Entries taken from a collection
________
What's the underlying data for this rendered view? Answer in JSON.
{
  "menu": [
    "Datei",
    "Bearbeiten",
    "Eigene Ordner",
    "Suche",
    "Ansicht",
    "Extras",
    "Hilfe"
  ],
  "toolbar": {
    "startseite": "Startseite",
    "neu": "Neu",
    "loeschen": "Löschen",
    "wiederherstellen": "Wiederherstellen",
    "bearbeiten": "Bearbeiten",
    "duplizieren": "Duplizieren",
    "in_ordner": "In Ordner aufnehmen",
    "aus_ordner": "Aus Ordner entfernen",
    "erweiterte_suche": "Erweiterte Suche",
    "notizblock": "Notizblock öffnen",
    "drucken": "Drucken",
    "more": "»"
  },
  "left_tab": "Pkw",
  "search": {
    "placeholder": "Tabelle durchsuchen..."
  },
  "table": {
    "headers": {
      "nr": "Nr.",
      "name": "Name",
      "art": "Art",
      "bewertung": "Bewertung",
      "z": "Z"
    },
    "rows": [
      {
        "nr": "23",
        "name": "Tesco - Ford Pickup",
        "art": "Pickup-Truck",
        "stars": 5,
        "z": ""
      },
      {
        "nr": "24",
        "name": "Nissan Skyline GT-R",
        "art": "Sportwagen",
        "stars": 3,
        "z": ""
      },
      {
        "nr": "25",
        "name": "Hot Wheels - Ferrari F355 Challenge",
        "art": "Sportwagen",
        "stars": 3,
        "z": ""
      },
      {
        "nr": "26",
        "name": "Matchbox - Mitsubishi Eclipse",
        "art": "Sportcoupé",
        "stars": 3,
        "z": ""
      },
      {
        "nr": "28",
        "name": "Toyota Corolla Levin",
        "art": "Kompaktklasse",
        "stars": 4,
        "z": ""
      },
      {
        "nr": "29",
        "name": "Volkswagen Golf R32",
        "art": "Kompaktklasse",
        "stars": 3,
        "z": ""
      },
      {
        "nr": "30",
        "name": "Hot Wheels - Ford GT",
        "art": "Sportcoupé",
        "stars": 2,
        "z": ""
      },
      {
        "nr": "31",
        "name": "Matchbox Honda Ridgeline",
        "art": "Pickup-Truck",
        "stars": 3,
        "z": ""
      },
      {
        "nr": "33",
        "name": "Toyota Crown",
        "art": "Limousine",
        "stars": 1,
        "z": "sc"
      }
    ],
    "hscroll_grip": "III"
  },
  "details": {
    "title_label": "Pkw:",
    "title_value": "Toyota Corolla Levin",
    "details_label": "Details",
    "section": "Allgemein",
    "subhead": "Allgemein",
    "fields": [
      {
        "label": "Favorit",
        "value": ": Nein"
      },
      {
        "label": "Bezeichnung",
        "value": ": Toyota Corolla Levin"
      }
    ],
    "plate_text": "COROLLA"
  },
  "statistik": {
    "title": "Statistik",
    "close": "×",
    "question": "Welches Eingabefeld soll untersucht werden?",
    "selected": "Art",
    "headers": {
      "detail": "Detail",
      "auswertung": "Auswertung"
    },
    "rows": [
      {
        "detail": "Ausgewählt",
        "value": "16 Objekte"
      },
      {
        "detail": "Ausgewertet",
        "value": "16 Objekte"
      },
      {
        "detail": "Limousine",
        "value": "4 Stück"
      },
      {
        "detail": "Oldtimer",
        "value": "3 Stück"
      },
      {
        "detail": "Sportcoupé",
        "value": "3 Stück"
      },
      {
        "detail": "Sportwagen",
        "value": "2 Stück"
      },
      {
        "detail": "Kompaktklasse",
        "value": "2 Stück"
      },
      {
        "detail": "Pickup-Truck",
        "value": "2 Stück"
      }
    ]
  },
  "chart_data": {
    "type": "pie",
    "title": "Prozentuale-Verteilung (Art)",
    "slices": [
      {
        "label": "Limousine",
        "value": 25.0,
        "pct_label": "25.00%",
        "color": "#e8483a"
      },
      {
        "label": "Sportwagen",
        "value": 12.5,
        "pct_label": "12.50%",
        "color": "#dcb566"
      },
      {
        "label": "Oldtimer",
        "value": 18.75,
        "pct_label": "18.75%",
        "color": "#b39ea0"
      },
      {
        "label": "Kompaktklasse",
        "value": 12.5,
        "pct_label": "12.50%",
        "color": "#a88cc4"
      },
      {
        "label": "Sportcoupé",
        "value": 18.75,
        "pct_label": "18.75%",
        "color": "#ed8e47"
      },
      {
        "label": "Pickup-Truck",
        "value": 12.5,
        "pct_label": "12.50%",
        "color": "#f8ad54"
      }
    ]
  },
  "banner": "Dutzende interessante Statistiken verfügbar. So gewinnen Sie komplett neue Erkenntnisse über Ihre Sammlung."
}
________
**EXERCISE DESCRIPTION:** Copy out the material above in its entirety. Every detail must match.

**TASK RESULT:**
What's the underlying data for this rendered view? Answer in JSON.
{
  "menu": [
    "Datei",
    "Bearbeiten",
    "Eigene Ordner",
    "Suche",
    "Ansicht",
    "Extras",
    "Hilfe"
  ],
  "toolbar": {
    "startseite": "Startseite",
    "neu": "Neu",
    "loeschen": "Löschen",
    "wiederherstellen": "Wiederherstellen",
    "bearbeiten": "Bearbeiten",
    "duplizieren": "Duplizieren",
    "in_ordner": "In Ordner aufnehmen",
    "aus_ordner": "Aus Ordner entfernen",
    "erweiterte_suche": "Erweiterte Suche",
    "notizblock": "Notizblock öffnen",
    "drucken": "Drucken",
    "more": "»"
  },
  "left_tab": "Pkw",
  "search": {
    "placeholder": "Tabelle durchsuchen..."
  },
  "table": {
    "headers": {
      "nr": "Nr.",
      "name": "Name",
      "art": "Art",
      "bewertung": "Bewertung",
      "z": "Z"
    },
    "rows": [
      {
        "nr": "23",
        "name": "Tesco - Ford Pickup",
        "art": "Pickup-Truck",
        "stars": 5,
        "z": ""
      },
      {
        "nr": "24",
        "name": "Nissan Skyline GT-R",
        "art": "Sportwagen",
        "stars": 3,
        "z": ""
      },
      {
        "nr": "25",
        "name": "Hot Wheels - Ferrari F355 Challenge",
        "art": "Sportwagen",
        "stars": 3,
        "z": ""
      },
      {
        "nr": "26",
        "name": "Matchbox - Mitsubishi Eclipse",
        "art": "Sportcoupé",
        "stars": 3,
        "z": ""
      },
      {
        "nr": "28",
        "name": "Toyota Corolla Levin",
        "art": "Kompaktklasse",
        "stars": 4,
        "z": ""
      },
      {
        "nr": "29",
        "name": "Volkswagen Golf R32",
        "art": "Kompaktklasse",
        "stars": 3,
        "z": ""
      },
      {
        "nr": "30",
        "name": "Hot Wheels - Ford GT",
        "art": "Sportcoupé",
        "stars": 2,
        "z": ""
      },
      {
        "nr": "31",
        "name": "Matchbox Honda Ridgeline",
        "art": "Pickup-Truck",
        "stars": 3,
        "z": ""
      },
      {
        "nr": "33",
        "name": "Toyota Crown",
        "art": "Limousine",
        "stars": 1,
        "z": "sc"
      }
    ],
    "hscroll_grip": "III"
  },
  "details": {
    "title_label": "Pkw:",
    "title_value": "Toyota Corolla Levin",
    "details_label": "Details",
    "section": "Allgemein",
    "subhead": "Allgemein",
    "fields": [
      {
        "label": "Favorit",
        "value": ": Nein"
      },
      {
        "label": "Bezeichnung",
        "value": ": Toyota Corolla Levin"
      }
    ],
    "plate_text": "COROLLA"
  },
  "statistik": {
    "title": "Statistik",
    "close": "×",
    "question": "Welches Eingabefeld soll untersucht werden?",
    "selected": "Art",
    "headers": {
      "detail": "Detail",
      "auswertung": "Auswertung"
    },
    "rows": [
      {
        "detail": "Ausgewählt",
        "value": "16 Objekte"
      },
      {
        "detail": "Ausgewertet",
        "value": "16 Objekte"
      },
      {
        "detail": "Limousine",
        "value": "4 Stück"
      },
      {
        "detail": "Oldtimer",
        "value": "3 Stück"
      },
      {
        "detail": "Sportcoupé",
        "value": "3 Stück"
      },
      {
        "detail": "Sportwagen",
        "value": "2 Stück"
      },
      {
        "detail": "Kompaktklasse",
        "value": "2 Stück"
      },
      {
        "detail": "Pickup-Truck",
        "value": "2 Stück"
      }
    ]
  },
  "chart_data": {
    "type": "pie",
    "title": "Prozentuale-Verteilung (Art)",
    "slices": [
      {
        "label": "Limousine",
        "value": 25.0,
        "pct_label": "25.00%",
        "color": "#e8483a"
      },
      {
        "label": "Sportwagen",
        "value": 12.5,
        "pct_label": "12.50%",
        "color": "#dcb566"
      },
      {
        "label": "Oldtimer",
        "value": 18.75,
        "pct_label": "18.75%",
        "color": "#b39ea0"
      },
      {
        "label": "Kompaktklasse",
        "value": 12.5,
        "pct_label": "12.50%",
        "color": "#a88cc4"
      },
      {
        "label": "Sportcoupé",
        "value": 18.75,
        "pct_label": "18.75%",
        "color": "#ed8e47"
      },
      {
        "label": "Pickup-Truck",
        "value": 12.5,
        "pct_label": "12.50%",
        "color": "#f8ad54"
      }
    ]
  },
  "banner": "Dutzende interessante Statistiken verfügbar. So gewinnen Sie komplett neue Erkenntnisse über Ihre Sammlung."
}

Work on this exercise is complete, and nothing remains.